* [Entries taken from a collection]
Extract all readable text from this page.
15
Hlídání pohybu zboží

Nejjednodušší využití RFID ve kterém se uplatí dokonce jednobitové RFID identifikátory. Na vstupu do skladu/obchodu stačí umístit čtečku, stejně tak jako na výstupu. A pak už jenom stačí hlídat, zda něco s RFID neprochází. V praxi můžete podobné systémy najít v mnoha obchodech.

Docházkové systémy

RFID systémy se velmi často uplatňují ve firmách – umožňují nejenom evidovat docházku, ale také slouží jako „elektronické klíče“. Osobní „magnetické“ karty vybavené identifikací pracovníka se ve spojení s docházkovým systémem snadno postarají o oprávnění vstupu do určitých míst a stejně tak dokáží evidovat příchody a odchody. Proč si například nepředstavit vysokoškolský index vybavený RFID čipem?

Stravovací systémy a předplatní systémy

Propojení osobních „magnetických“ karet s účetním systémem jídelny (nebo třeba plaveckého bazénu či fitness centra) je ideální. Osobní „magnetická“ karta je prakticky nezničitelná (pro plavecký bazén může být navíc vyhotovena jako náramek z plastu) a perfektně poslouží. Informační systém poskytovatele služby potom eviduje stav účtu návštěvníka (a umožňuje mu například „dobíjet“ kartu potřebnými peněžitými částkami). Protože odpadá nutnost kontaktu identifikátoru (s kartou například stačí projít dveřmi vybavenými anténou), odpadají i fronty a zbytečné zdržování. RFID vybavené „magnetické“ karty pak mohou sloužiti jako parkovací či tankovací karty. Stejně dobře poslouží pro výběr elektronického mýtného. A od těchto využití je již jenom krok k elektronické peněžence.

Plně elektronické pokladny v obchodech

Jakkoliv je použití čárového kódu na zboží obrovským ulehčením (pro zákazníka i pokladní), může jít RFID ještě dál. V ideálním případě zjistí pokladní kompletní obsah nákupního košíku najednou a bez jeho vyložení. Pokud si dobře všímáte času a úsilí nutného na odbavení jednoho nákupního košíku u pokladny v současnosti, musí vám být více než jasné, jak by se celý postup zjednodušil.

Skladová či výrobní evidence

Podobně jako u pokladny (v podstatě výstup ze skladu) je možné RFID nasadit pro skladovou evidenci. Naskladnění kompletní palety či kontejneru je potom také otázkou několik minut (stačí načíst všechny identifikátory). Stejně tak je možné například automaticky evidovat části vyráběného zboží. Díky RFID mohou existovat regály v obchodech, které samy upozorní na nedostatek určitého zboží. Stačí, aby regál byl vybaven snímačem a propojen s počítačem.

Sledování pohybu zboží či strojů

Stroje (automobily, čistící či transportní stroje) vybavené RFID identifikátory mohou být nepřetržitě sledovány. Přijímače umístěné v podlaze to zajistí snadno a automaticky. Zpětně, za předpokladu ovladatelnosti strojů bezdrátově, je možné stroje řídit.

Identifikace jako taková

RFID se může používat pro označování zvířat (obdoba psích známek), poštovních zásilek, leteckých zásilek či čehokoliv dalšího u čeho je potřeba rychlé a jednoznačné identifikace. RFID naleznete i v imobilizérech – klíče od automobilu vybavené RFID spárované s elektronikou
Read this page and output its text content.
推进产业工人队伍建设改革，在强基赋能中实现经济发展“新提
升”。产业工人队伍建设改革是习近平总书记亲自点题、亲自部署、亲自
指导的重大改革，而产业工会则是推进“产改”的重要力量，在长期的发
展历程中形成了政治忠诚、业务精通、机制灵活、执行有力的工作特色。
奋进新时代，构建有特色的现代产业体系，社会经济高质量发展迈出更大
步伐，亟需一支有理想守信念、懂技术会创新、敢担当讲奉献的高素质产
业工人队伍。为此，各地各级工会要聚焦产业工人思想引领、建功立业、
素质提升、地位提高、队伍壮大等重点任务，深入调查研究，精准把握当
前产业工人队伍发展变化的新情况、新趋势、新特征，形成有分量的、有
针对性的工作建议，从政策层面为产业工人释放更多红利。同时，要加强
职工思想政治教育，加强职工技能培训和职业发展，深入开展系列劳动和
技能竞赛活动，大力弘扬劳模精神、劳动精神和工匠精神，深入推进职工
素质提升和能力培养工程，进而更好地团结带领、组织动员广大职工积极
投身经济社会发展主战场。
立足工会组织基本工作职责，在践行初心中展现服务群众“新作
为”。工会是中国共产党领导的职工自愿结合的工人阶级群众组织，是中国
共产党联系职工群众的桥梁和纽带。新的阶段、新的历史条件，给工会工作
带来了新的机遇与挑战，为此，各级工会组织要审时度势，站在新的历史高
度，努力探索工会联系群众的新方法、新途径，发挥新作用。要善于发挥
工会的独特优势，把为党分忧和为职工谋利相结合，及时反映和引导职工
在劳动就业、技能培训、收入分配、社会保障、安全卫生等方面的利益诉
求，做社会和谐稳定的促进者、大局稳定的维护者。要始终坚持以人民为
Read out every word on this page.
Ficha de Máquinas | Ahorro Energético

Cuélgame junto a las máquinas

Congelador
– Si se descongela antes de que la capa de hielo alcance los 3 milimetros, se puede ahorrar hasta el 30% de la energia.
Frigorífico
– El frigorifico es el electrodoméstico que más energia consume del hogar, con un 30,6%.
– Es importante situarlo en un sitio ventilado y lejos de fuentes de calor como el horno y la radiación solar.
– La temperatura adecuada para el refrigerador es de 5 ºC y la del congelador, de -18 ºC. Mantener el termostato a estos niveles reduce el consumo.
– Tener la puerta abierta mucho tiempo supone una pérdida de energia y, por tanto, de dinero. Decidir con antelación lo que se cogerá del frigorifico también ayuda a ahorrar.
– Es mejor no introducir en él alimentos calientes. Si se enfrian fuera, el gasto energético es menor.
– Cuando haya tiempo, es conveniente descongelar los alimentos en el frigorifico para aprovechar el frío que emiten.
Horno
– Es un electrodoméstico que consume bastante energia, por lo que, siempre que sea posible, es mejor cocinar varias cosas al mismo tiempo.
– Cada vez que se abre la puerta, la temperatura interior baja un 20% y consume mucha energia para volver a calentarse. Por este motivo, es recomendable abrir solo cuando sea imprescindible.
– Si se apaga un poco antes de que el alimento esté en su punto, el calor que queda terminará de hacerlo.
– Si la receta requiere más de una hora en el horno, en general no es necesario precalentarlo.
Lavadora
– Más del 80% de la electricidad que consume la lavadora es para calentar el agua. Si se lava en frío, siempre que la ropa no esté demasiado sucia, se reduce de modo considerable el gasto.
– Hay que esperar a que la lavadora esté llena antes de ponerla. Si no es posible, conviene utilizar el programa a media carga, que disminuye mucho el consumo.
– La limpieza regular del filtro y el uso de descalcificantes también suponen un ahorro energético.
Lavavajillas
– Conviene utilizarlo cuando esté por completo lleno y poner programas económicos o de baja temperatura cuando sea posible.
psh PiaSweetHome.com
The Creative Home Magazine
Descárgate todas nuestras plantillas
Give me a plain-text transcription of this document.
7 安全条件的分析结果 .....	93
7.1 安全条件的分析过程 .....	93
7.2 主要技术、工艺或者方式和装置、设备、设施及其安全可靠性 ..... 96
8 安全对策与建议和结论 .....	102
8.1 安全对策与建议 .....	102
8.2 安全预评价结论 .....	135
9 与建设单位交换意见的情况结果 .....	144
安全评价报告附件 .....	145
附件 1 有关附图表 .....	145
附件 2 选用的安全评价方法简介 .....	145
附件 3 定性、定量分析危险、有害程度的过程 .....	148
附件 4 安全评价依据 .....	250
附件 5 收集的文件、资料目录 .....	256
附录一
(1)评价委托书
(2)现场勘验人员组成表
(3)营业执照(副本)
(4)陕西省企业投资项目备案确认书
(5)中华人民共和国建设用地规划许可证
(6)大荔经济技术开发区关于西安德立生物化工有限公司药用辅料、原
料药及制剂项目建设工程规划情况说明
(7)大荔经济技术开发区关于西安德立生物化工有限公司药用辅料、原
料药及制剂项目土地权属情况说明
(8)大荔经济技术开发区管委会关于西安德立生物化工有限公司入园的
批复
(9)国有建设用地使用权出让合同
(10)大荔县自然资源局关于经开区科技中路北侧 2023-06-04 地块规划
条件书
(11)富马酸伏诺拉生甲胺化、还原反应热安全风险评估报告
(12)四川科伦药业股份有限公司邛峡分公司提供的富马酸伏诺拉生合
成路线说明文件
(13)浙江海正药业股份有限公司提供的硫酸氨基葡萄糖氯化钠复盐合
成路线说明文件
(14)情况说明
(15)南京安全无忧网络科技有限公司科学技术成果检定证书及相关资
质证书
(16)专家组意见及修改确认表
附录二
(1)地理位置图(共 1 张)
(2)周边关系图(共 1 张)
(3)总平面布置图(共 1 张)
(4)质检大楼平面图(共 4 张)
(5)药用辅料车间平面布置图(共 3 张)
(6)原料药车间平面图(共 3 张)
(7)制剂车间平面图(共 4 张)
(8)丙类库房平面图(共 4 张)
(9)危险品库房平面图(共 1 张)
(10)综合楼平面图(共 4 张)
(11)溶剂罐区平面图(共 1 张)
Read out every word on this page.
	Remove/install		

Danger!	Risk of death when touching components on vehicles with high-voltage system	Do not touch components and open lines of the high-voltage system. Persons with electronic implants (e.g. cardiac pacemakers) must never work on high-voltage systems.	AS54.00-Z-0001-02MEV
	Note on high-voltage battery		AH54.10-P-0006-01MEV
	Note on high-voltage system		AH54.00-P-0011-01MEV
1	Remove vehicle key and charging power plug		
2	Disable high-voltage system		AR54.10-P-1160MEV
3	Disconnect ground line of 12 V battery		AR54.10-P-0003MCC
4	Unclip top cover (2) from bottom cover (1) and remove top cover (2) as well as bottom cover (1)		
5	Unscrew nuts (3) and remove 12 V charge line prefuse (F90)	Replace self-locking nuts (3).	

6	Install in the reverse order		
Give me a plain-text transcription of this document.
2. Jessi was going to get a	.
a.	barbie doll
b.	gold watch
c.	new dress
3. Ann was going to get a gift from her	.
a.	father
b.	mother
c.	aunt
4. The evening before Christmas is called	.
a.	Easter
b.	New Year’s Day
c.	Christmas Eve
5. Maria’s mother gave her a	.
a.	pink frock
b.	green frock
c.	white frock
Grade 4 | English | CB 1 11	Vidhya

* [Goal]
Copy out all lines that carry the word "tiempo".

* [Output]
– Tener la puerta abierta mucho tiempo supone una pérdida de energia y, por tanto, de dinero. Decidir con antelación lo que se cogerá del frigorifico también ayuda a ahorrar.
– Cuando haya tiempo, es conveniente descongelar los alimentos en el frigorifico para aprovechar el frío que emiten.
– Es un electrodoméstico que consume bastante energia, por lo que, siempre que sea posible, es mejor cocinar varias cosas al mismo tiempo.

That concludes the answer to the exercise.